### [TASK REQUIREMENTS]
Review the material line by line. Identify and copy every line that contains the string "juillet".

>> begin DATASET CONTENT

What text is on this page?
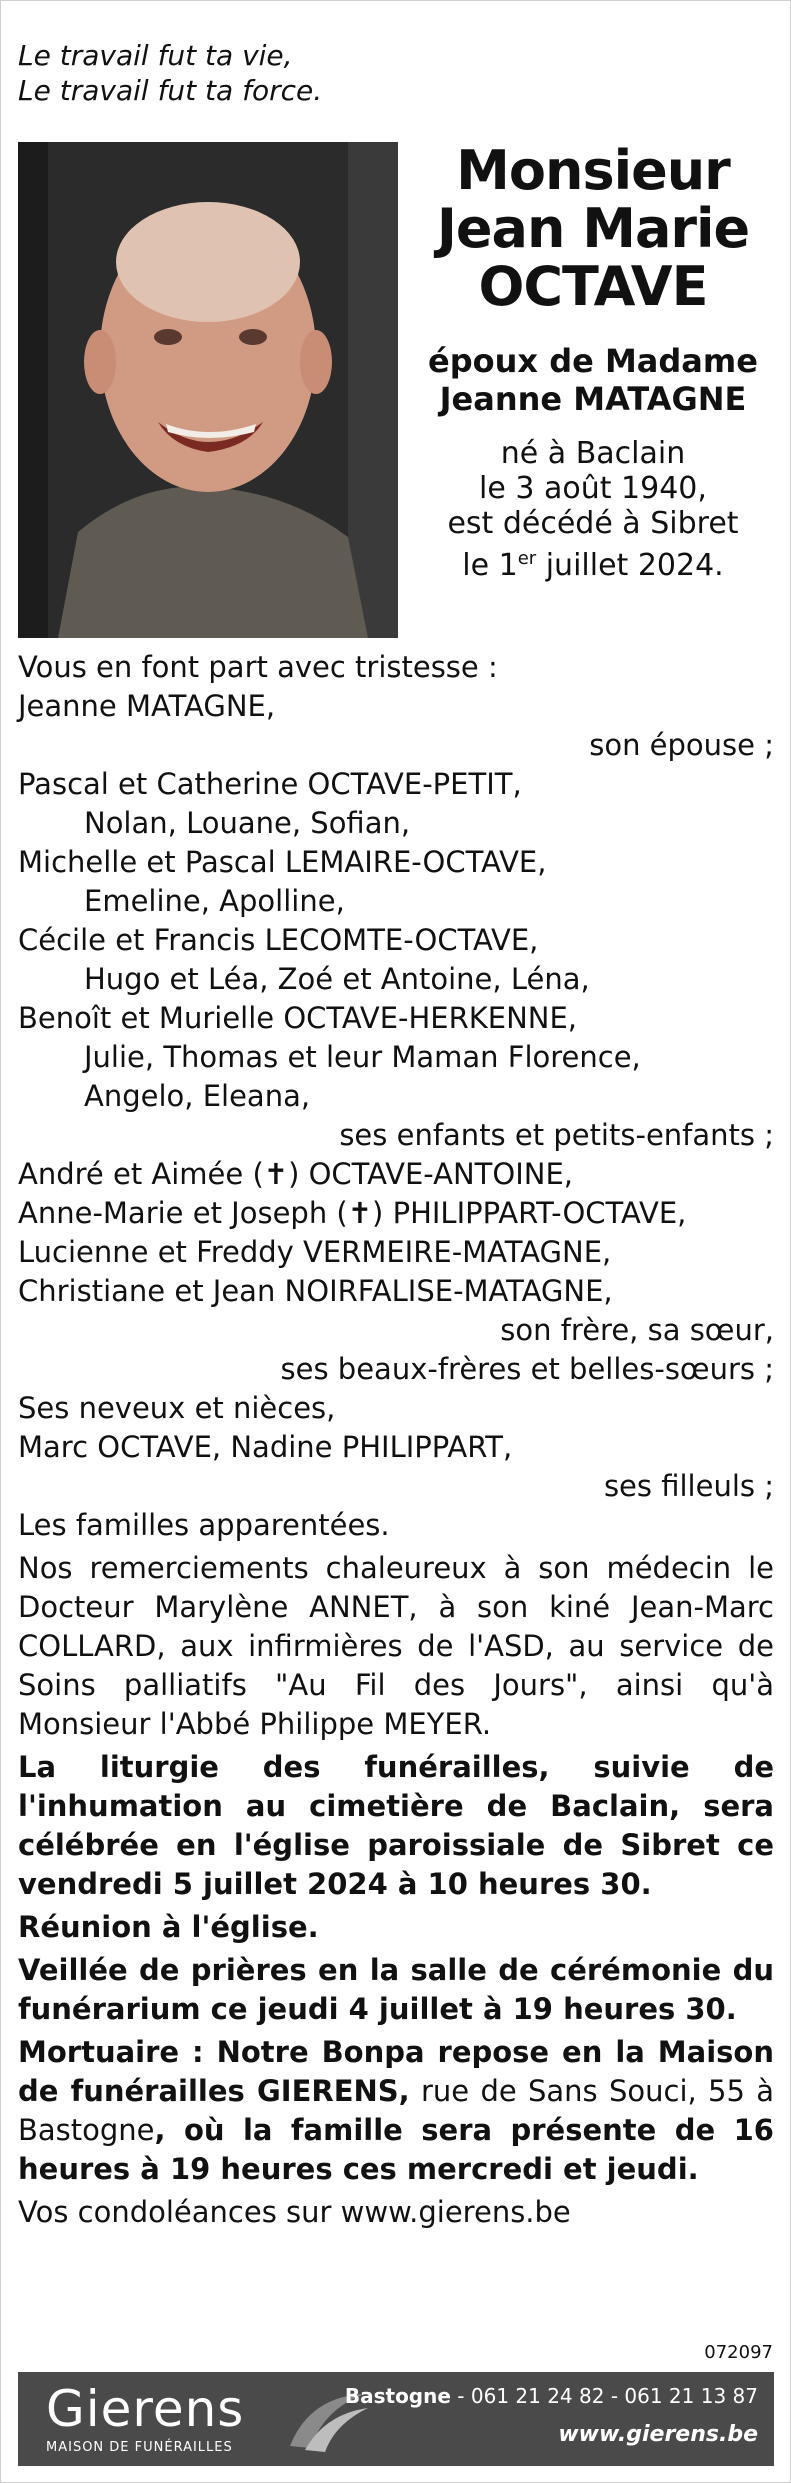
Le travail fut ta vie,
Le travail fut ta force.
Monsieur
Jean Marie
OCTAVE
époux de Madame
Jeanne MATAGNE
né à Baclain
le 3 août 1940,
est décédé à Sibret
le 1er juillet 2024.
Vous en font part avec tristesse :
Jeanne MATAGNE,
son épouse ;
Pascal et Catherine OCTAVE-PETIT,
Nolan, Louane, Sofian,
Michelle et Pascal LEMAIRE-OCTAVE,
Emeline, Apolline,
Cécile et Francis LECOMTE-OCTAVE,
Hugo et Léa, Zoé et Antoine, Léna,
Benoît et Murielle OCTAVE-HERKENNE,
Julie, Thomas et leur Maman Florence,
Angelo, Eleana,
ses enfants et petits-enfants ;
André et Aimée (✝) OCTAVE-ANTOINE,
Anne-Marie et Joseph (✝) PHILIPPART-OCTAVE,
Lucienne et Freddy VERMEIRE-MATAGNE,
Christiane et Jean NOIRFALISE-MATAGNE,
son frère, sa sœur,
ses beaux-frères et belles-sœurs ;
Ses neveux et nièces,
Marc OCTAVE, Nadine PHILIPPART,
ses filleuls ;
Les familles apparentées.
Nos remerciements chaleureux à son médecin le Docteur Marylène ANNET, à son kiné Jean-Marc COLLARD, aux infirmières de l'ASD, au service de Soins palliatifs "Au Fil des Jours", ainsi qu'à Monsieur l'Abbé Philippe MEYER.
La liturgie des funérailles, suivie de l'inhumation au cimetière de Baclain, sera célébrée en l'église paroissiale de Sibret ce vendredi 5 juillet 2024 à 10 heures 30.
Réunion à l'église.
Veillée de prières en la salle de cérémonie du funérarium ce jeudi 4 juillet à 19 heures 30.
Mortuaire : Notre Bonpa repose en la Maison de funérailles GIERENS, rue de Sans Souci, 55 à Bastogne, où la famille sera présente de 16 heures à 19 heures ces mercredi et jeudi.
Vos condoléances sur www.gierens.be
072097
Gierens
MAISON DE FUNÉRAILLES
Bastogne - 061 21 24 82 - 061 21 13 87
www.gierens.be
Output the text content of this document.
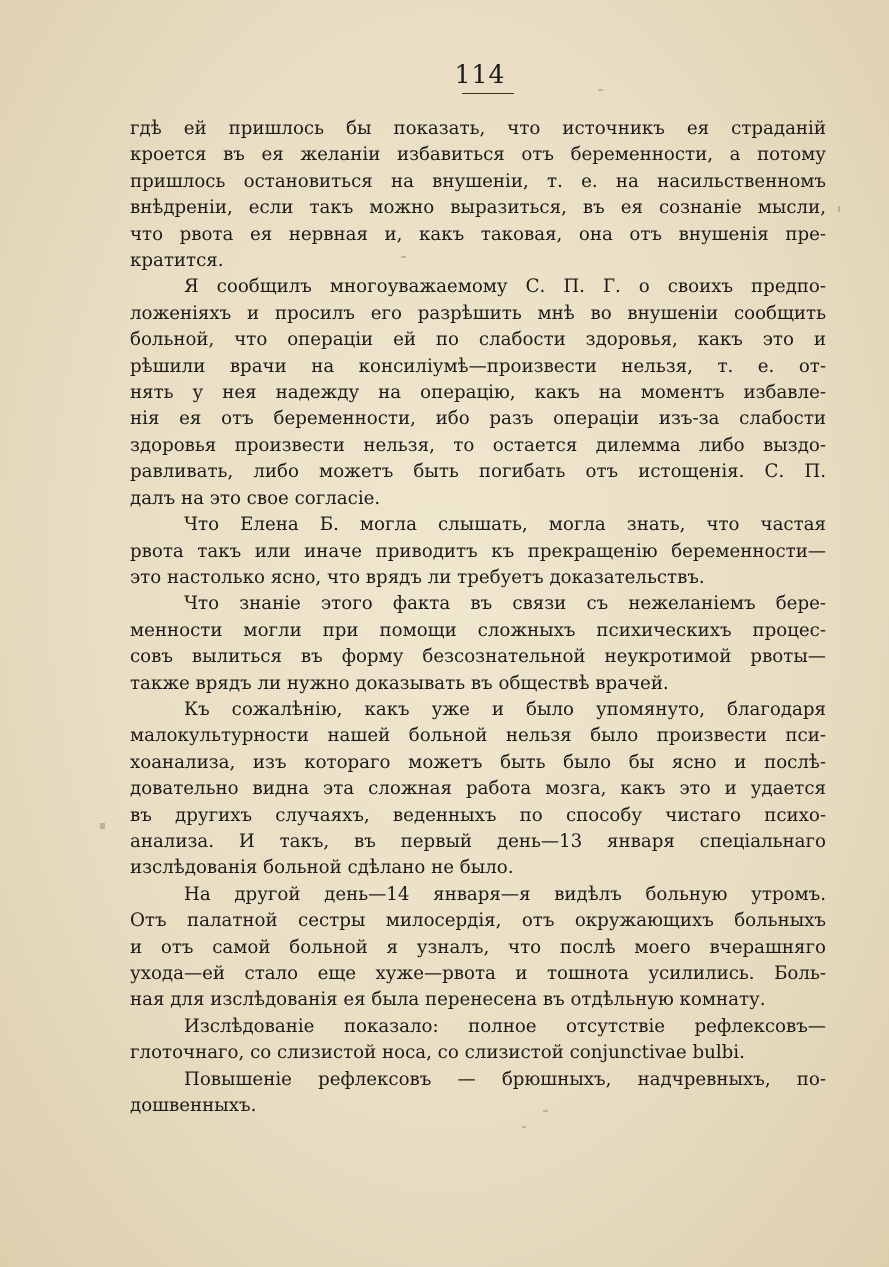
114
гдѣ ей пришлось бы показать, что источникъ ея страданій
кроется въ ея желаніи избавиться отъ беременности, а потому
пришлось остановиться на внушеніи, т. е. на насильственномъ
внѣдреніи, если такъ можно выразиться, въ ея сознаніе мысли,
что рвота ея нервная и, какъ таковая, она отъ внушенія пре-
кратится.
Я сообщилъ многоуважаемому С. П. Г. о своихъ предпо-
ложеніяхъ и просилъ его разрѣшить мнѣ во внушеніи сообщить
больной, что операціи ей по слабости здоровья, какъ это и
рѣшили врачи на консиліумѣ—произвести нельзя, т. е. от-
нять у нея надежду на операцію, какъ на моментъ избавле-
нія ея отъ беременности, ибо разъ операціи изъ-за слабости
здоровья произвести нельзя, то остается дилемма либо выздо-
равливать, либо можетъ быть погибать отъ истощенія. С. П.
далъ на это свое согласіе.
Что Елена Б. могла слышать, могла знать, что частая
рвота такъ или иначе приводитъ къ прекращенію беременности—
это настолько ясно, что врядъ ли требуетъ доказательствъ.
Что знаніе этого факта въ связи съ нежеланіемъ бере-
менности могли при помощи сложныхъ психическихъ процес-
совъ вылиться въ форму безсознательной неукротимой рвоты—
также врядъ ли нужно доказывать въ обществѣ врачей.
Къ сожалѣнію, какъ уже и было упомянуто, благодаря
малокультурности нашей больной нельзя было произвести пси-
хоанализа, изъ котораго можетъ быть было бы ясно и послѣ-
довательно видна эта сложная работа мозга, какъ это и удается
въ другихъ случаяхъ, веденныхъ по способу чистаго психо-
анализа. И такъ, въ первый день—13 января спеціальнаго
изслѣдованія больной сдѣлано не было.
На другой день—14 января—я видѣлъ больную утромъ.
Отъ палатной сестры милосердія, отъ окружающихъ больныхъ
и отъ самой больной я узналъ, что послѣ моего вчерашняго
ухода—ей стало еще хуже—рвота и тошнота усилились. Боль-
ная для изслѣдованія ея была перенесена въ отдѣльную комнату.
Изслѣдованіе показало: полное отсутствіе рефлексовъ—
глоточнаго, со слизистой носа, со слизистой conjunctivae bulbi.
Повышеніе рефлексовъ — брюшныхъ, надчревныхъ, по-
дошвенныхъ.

>> end DATASET CONTENT

### [SOLUTION TO THIS TASK]
le 1er juillet 2024.
La liturgie des funérailles, suivie de l'inhumation au cimetière de Baclain, sera célébrée en l'église paroissiale de Sibret ce vendredi 5 juillet 2024 à 10 heures 30.
Veillée de prières en la salle de cérémonie du funérarium ce jeudi 4 juillet à 19 heures 30.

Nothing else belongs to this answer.